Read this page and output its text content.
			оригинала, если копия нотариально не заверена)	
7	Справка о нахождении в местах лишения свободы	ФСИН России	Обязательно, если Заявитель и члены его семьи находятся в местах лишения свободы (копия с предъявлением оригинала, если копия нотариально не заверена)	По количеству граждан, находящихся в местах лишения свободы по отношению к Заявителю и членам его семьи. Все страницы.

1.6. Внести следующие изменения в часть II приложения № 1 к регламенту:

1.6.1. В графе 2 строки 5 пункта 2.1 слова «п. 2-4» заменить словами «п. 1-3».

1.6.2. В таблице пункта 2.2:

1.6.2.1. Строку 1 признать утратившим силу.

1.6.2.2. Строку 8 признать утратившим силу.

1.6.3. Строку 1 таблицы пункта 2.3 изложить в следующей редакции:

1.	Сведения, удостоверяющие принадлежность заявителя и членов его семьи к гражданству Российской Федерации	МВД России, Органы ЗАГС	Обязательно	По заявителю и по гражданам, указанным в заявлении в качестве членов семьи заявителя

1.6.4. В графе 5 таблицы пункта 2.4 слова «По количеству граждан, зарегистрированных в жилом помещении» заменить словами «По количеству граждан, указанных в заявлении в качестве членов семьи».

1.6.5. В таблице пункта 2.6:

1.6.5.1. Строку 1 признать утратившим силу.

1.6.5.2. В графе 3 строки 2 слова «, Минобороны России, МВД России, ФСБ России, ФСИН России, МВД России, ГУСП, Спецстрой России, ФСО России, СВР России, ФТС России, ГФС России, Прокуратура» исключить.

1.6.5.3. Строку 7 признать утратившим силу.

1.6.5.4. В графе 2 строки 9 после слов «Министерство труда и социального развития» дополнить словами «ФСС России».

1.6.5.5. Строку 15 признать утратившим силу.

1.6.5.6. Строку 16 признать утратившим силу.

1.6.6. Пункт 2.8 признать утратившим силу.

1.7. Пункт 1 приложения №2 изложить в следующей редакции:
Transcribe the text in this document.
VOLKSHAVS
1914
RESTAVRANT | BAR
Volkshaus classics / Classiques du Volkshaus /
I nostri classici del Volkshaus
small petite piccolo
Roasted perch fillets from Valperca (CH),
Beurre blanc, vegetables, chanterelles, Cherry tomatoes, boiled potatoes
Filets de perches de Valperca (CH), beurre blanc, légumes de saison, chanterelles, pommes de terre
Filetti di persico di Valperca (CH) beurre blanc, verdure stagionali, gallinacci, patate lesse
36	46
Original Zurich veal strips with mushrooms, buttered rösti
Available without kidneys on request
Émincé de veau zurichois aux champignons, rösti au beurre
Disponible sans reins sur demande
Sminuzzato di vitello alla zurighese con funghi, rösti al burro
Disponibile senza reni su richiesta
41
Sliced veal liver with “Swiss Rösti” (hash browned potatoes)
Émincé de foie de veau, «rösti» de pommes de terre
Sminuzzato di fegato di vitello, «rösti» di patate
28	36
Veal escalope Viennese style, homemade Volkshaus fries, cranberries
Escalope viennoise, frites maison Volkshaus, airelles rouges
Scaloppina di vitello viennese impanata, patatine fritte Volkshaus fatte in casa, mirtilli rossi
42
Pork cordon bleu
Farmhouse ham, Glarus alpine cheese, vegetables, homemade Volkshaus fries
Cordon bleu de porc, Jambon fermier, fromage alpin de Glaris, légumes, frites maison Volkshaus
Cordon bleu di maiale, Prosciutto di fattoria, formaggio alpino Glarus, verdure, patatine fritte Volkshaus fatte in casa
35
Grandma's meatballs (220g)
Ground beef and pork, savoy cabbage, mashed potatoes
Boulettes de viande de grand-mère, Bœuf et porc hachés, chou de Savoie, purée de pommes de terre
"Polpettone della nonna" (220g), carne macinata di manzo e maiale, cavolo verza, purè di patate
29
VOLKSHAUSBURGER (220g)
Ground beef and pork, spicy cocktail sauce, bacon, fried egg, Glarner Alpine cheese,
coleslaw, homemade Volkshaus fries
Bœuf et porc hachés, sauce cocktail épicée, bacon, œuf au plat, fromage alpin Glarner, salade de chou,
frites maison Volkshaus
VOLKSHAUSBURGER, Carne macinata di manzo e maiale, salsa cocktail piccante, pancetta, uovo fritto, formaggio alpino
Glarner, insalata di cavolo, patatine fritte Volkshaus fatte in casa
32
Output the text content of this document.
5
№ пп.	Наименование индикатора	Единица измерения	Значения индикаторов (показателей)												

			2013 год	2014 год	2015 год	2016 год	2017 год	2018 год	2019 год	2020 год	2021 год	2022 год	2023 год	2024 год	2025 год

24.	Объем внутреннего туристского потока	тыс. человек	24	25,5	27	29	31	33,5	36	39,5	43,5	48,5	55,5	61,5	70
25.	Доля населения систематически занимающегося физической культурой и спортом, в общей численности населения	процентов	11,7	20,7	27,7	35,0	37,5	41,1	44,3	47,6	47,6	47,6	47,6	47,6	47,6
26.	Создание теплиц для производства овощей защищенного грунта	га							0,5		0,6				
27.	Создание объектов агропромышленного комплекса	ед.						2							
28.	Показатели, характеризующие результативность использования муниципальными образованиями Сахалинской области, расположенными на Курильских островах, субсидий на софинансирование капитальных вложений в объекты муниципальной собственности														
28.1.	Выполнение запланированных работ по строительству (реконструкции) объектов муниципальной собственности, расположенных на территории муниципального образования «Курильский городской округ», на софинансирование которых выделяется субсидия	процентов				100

WORK INSTRUCTIONS: Check each line of the records above for "fromage", and copy those that have it.

FINISHED ANSWER:
Cordon bleu de porc, Jambon fermier, fromage alpin de Glaris, légumes, frites maison Volkshaus
Bœuf et porc hachés, sauce cocktail épicée, bacon, œuf au plat, fromage alpin Glarner, salade de chou,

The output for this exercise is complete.